### [Extracted data]
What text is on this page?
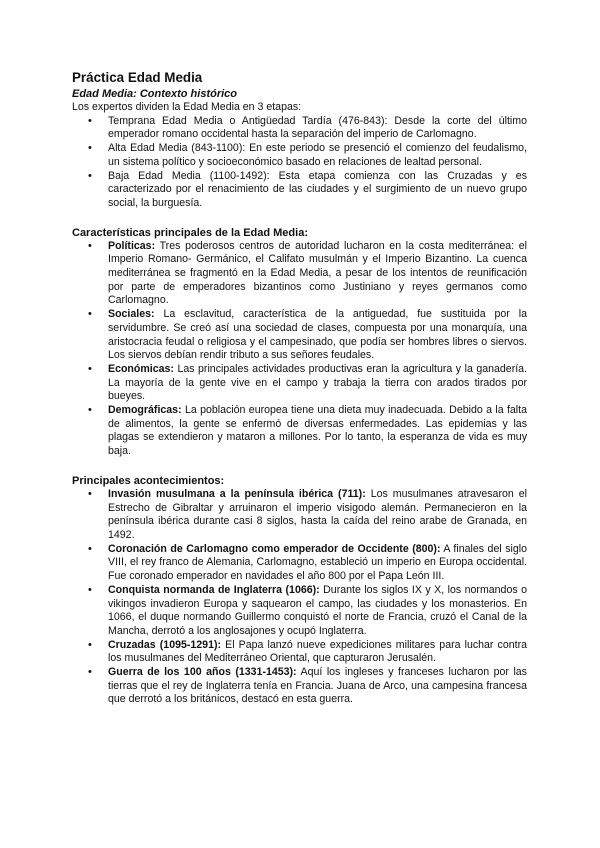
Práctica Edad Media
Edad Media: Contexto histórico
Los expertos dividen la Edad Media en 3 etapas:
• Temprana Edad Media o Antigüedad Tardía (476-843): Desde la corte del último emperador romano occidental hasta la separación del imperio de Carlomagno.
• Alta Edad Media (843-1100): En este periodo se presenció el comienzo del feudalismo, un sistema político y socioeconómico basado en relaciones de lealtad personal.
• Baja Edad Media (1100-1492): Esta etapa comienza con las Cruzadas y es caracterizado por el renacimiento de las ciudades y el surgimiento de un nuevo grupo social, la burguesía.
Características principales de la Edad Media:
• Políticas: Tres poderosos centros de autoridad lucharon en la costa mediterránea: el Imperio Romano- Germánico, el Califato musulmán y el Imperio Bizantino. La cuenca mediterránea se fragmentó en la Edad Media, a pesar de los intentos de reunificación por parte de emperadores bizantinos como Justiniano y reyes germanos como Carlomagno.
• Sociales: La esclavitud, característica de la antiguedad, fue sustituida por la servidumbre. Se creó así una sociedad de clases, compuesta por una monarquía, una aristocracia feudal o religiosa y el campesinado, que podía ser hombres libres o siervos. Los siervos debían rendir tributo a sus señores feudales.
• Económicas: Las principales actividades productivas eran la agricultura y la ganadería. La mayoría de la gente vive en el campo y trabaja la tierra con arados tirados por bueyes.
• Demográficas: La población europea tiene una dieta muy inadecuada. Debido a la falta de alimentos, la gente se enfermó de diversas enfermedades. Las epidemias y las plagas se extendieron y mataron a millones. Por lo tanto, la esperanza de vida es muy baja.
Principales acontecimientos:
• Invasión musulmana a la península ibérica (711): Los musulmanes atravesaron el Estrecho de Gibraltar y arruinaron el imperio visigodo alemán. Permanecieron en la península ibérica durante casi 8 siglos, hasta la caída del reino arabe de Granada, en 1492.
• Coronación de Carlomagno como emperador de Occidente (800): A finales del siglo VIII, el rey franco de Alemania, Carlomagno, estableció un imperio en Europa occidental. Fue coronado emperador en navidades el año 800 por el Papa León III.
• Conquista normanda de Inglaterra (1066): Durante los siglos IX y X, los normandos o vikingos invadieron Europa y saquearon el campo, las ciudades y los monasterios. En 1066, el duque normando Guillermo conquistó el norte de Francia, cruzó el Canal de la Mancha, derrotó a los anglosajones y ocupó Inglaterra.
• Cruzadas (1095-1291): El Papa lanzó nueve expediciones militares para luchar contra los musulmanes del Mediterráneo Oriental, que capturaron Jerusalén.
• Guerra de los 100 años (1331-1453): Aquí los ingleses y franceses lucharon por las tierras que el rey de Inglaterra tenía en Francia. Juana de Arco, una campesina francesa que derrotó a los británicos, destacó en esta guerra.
...
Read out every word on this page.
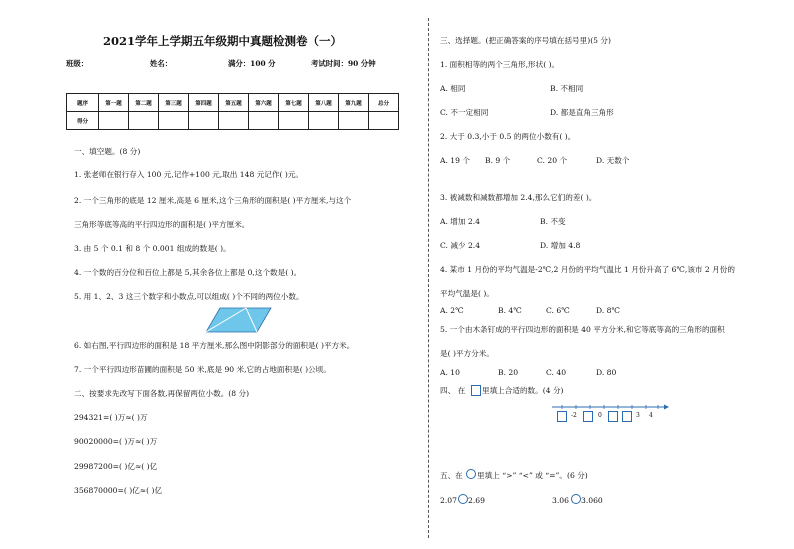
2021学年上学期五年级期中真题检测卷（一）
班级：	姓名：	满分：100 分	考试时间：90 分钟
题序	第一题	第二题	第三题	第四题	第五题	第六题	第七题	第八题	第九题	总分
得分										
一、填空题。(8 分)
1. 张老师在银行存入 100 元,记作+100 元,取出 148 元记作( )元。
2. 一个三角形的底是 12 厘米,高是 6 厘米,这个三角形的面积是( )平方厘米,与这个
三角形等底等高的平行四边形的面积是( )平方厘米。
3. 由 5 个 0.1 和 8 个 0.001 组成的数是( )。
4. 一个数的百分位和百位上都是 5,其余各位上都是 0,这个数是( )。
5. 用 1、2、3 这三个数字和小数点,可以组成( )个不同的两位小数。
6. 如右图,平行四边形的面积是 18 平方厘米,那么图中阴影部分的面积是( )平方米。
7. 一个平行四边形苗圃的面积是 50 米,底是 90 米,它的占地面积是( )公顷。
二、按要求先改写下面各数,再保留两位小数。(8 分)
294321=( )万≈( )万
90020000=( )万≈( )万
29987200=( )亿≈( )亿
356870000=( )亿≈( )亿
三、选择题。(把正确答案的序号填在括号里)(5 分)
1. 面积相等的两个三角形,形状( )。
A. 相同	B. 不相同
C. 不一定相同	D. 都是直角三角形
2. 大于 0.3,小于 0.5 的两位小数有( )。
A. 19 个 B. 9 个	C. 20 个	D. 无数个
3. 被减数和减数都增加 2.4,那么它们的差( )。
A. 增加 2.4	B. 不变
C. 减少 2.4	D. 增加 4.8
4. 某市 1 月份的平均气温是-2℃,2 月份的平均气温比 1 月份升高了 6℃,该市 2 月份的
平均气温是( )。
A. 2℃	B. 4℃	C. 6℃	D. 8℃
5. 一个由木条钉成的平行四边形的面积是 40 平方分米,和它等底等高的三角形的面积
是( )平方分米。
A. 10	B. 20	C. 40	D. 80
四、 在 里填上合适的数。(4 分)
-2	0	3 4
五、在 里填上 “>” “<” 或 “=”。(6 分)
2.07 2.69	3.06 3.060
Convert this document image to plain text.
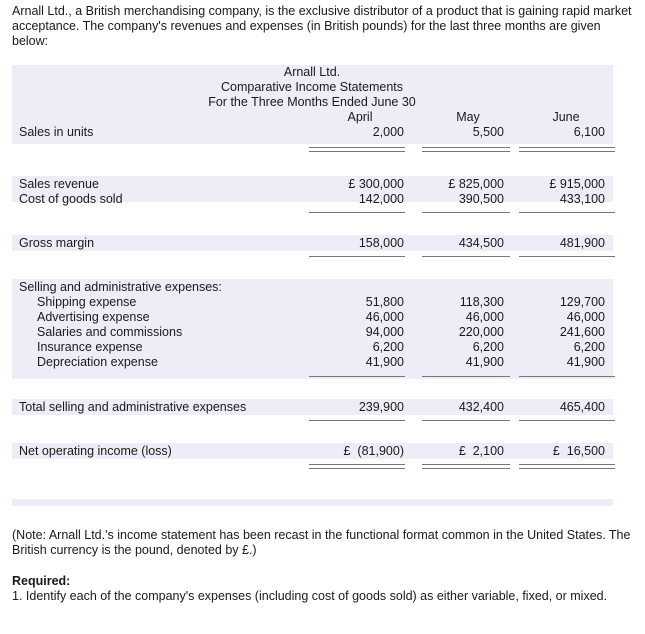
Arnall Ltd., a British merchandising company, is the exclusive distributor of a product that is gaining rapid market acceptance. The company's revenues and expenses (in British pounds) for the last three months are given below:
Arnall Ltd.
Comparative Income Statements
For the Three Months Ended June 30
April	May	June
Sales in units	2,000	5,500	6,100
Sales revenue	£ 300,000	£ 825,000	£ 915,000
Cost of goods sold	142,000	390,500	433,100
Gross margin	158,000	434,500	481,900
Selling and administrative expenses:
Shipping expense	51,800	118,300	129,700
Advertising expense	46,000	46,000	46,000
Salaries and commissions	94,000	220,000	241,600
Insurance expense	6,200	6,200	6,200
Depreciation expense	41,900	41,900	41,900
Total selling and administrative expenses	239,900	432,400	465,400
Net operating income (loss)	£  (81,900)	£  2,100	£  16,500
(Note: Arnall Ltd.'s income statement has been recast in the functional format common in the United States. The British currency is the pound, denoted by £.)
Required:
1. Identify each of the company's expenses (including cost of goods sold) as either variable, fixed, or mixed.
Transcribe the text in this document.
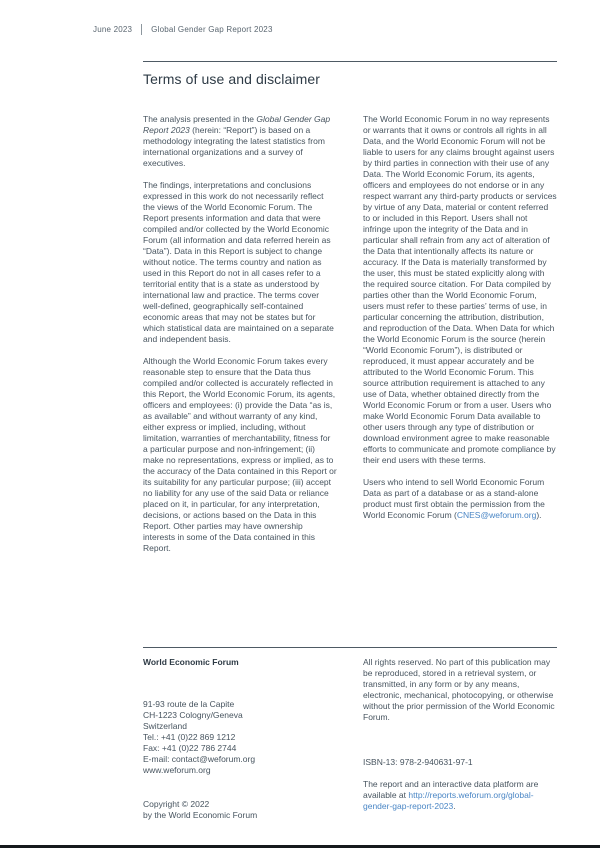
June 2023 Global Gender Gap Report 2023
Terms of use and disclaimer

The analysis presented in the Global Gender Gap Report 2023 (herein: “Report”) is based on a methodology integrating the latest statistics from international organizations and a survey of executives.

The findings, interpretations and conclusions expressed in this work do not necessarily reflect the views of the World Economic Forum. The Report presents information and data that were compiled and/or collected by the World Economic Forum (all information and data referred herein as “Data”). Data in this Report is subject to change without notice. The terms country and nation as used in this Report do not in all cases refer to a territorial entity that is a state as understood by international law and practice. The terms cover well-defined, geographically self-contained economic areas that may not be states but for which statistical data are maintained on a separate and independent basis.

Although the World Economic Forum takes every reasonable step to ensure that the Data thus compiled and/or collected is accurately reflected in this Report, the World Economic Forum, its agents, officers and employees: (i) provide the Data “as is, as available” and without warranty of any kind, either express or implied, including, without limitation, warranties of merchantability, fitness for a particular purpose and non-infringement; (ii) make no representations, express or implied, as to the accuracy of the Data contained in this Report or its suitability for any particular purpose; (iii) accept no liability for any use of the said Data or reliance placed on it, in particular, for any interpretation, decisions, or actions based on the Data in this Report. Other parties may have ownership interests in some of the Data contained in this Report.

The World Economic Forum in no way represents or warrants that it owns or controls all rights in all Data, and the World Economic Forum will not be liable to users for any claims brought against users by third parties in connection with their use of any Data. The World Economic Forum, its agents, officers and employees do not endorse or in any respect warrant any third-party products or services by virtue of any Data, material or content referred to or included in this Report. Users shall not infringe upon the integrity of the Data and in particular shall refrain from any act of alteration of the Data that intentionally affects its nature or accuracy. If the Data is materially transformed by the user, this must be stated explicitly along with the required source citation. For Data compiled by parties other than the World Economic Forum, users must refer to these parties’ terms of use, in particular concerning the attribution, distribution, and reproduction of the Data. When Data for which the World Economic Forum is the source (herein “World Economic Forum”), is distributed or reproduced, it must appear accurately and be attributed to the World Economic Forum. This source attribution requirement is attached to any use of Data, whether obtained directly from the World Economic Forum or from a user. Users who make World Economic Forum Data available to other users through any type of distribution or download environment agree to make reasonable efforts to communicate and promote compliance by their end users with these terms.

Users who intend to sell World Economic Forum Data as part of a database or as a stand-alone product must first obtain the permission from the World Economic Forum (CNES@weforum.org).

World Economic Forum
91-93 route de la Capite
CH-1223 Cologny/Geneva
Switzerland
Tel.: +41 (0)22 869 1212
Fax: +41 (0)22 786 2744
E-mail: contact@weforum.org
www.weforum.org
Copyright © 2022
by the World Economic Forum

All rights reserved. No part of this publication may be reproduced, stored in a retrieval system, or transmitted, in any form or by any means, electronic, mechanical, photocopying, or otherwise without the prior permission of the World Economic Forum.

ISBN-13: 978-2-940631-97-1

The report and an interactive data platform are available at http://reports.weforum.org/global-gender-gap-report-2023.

### [Given instruction]
Collect each line above holding the string "Francia".

### [Finished task]
• Conquista normanda de Inglaterra (1066): Durante los siglos IX y X, los normandos o vikingos invadieron Europa y saquearon el campo, las ciudades y los monasterios. En 1066, el duque normando Guillermo conquistó el norte de Francia, cruzó el Canal de la Mancha, derrotó a los anglosajones y ocupó Inglaterra.
• Guerra de los 100 años (1331-1453): Aquí los ingleses y franceses lucharon por las tierras que el rey de Inglaterra tenía en Francia. Juana de Arco, una campesina francesa que derrotó a los británicos, destacó en esta guerra.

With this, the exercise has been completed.